### Record set
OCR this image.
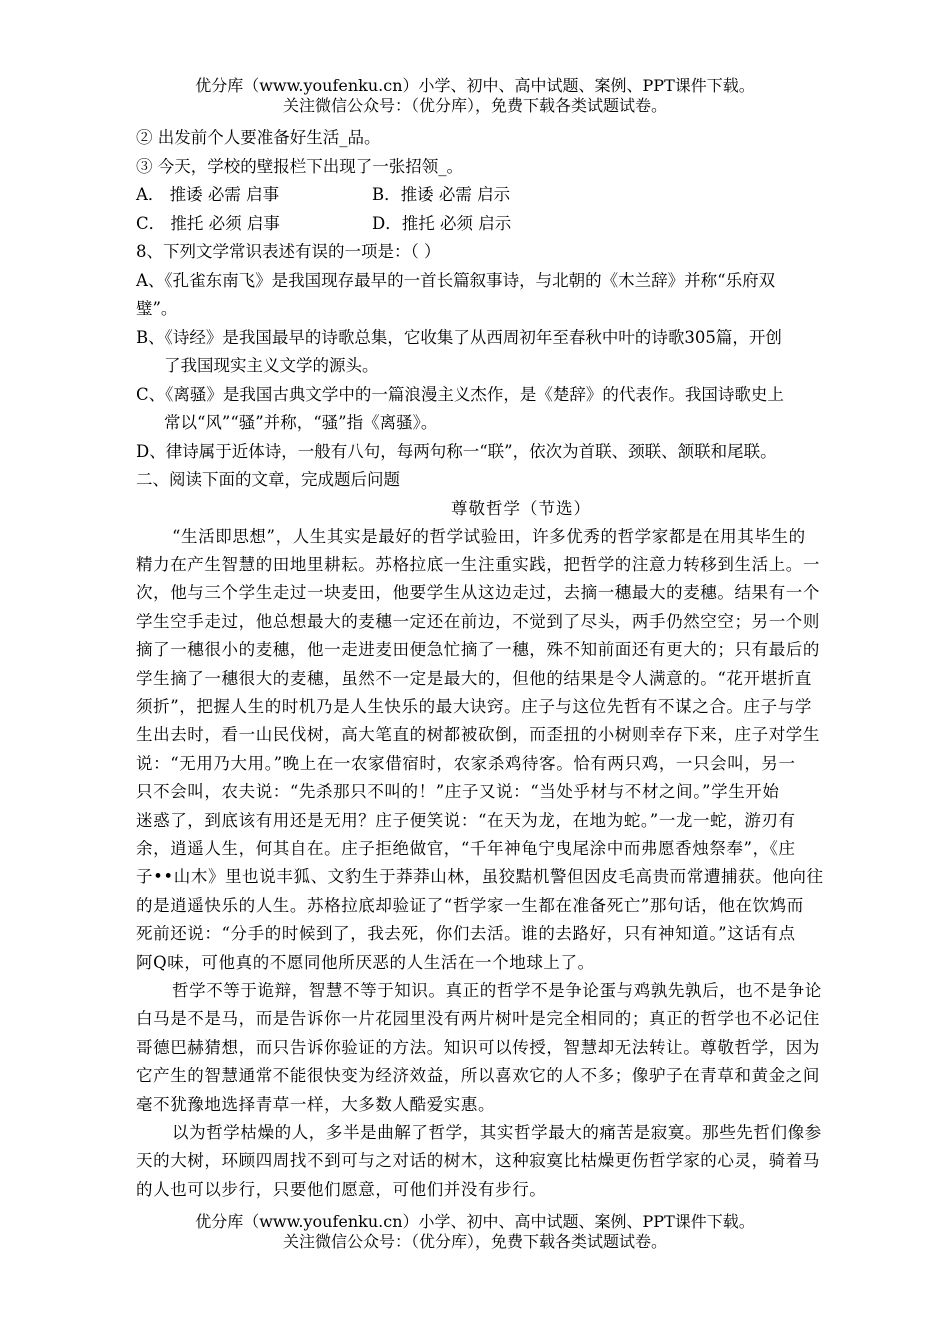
优分库（www.youfenku.cn）小学、初中、高中试题、案例、PPT课件下载。
关注微信公众号：（优分库），免费下载各类试题试卷。
② 出发前个人要准备好生活_品。
③ 今天，学校的壁报栏下出现了一张招领_。
A． 推诿 必需 启事	B．推诿 必需 启示
C． 推托 必须 启事	D．推托 必须 启示
8、下列文学常识表述有误的一项是：（ ）
A、《孔雀东南飞》是我国现存最早的一首长篇叙事诗，与北朝的《木兰辞》并称“乐府双
璧”。
B、《诗经》是我国最早的诗歌总集，它收集了从西周初年至春秋中叶的诗歌305篇，开创
了我国现实主义文学的源头。
C、《离骚》是我国古典文学中的一篇浪漫主义杰作，是《楚辞》的代表作。我国诗歌史上
常以“风”“骚”并称，“骚”指《离骚》。
D、律诗属于近体诗，一般有八句，每两句称一“联”，依次为首联、颈联、颔联和尾联。
二、阅读下面的文章，完成题后问题
尊敬哲学（节选）
“生活即思想”，人生其实是最好的哲学试验田，许多优秀的哲学家都是在用其毕生的
精力在产生智慧的田地里耕耘。苏格拉底一生注重实践，把哲学的注意力转移到生活上。一
次，他与三个学生走过一块麦田，他要学生从这边走过，去摘一穗最大的麦穗。结果有一个
学生空手走过，他总想最大的麦穗一定还在前边，不觉到了尽头，两手仍然空空；另一个则
摘了一穗很小的麦穗，他一走进麦田便急忙摘了一穗，殊不知前面还有更大的；只有最后的
学生摘了一穗很大的麦穗，虽然不一定是最大的，但他的结果是令人满意的。“花开堪折直
须折”，把握人生的时机乃是人生快乐的最大诀窍。庄子与这位先哲有不谋之合。庄子与学
生出去时，看一山民伐树，高大笔直的树都被砍倒，而歪扭的小树则幸存下来，庄子对学生
说：“无用乃大用。”晚上在一农家借宿时，农家杀鸡待客。恰有两只鸡，一只会叫，另一
只不会叫，农夫说：“先杀那只不叫的！”庄子又说：“当处乎材与不材之间。”学生开始
迷惑了，到底该有用还是无用？庄子便笑说：“在天为龙，在地为蛇。”一龙一蛇，游刃有
余，逍遥人生，何其自在。庄子拒绝做官，“千年神龟宁曳尾涂中而弗愿香烛祭奉”，《庄
子••山木》里也说丰狐、文豹生于莽莽山林，虽狡黠机警但因皮毛高贵而常遭捕获。他向往
的是逍遥快乐的人生。苏格拉底却验证了“哲学家一生都在准备死亡”那句话，他在饮鸩而
死前还说：“分手的时候到了，我去死，你们去活。谁的去路好，只有神知道。”这话有点
阿Q味，可他真的不愿同他所厌恶的人生活在一个地球上了。
哲学不等于诡辩，智慧不等于知识。真正的哲学不是争论蛋与鸡孰先孰后，也不是争论
白马是不是马，而是告诉你一片花园里没有两片树叶是完全相同的；真正的哲学也不必记住
哥德巴赫猜想，而只告诉你验证的方法。知识可以传授，智慧却无法转让。尊敬哲学，因为
它产生的智慧通常不能很快变为经济效益，所以喜欢它的人不多；像驴子在青草和黄金之间
毫不犹豫地选择青草一样，大多数人酷爱实惠。
以为哲学枯燥的人，多半是曲解了哲学，其实哲学最大的痛苦是寂寞。那些先哲们像参
天的大树，环顾四周找不到可与之对话的树木，这种寂寞比枯燥更伤哲学家的心灵，骑着马
的人也可以步行，只要他们愿意，可他们并没有步行。
优分库（www.youfenku.cn）小学、初中、高中试题、案例、PPT课件下载。
关注微信公众号：（优分库），免费下载各类试题试卷。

### Exercise task
Pictures don't belong in the copy. Transcribe every record exactly as it appears.

### Result of the exercise
OCR this image.
优分库（www.youfenku.cn）小学、初中、高中试题、案例、PPT课件下载。
关注微信公众号：（优分库），免费下载各类试题试卷。
② 出发前个人要准备好生活_品。
③ 今天，学校的壁报栏下出现了一张招领_。
A． 推诿 必需 启事	B．推诿 必需 启示
C． 推托 必须 启事	D．推托 必须 启示
8、下列文学常识表述有误的一项是：（ ）
A、《孔雀东南飞》是我国现存最早的一首长篇叙事诗，与北朝的《木兰辞》并称“乐府双
璧”。
B、《诗经》是我国最早的诗歌总集，它收集了从西周初年至春秋中叶的诗歌305篇，开创
了我国现实主义文学的源头。
C、《离骚》是我国古典文学中的一篇浪漫主义杰作，是《楚辞》的代表作。我国诗歌史上
常以“风”“骚”并称，“骚”指《离骚》。
D、律诗属于近体诗，一般有八句，每两句称一“联”，依次为首联、颈联、颔联和尾联。
二、阅读下面的文章，完成题后问题
尊敬哲学（节选）
“生活即思想”，人生其实是最好的哲学试验田，许多优秀的哲学家都是在用其毕生的
精力在产生智慧的田地里耕耘。苏格拉底一生注重实践，把哲学的注意力转移到生活上。一
次，他与三个学生走过一块麦田，他要学生从这边走过，去摘一穗最大的麦穗。结果有一个
学生空手走过，他总想最大的麦穗一定还在前边，不觉到了尽头，两手仍然空空；另一个则
摘了一穗很小的麦穗，他一走进麦田便急忙摘了一穗，殊不知前面还有更大的；只有最后的
学生摘了一穗很大的麦穗，虽然不一定是最大的，但他的结果是令人满意的。“花开堪折直
须折”，把握人生的时机乃是人生快乐的最大诀窍。庄子与这位先哲有不谋之合。庄子与学
生出去时，看一山民伐树，高大笔直的树都被砍倒，而歪扭的小树则幸存下来，庄子对学生
说：“无用乃大用。”晚上在一农家借宿时，农家杀鸡待客。恰有两只鸡，一只会叫，另一
只不会叫，农夫说：“先杀那只不叫的！”庄子又说：“当处乎材与不材之间。”学生开始
迷惑了，到底该有用还是无用？庄子便笑说：“在天为龙，在地为蛇。”一龙一蛇，游刃有
余，逍遥人生，何其自在。庄子拒绝做官，“千年神龟宁曳尾涂中而弗愿香烛祭奉”，《庄
子••山木》里也说丰狐、文豹生于莽莽山林，虽狡黠机警但因皮毛高贵而常遭捕获。他向往
的是逍遥快乐的人生。苏格拉底却验证了“哲学家一生都在准备死亡”那句话，他在饮鸩而
死前还说：“分手的时候到了，我去死，你们去活。谁的去路好，只有神知道。”这话有点
阿Q味，可他真的不愿同他所厌恶的人生活在一个地球上了。
哲学不等于诡辩，智慧不等于知识。真正的哲学不是争论蛋与鸡孰先孰后，也不是争论
白马是不是马，而是告诉你一片花园里没有两片树叶是完全相同的；真正的哲学也不必记住
哥德巴赫猜想，而只告诉你验证的方法。知识可以传授，智慧却无法转让。尊敬哲学，因为
它产生的智慧通常不能很快变为经济效益，所以喜欢它的人不多；像驴子在青草和黄金之间
毫不犹豫地选择青草一样，大多数人酷爱实惠。
以为哲学枯燥的人，多半是曲解了哲学，其实哲学最大的痛苦是寂寞。那些先哲们像参
天的大树，环顾四周找不到可与之对话的树木，这种寂寞比枯燥更伤哲学家的心灵，骑着马
的人也可以步行，只要他们愿意，可他们并没有步行。
优分库（www.youfenku.cn）小学、初中、高中试题、案例、PPT课件下载。
关注微信公众号：（优分库），免费下载各类试题试卷。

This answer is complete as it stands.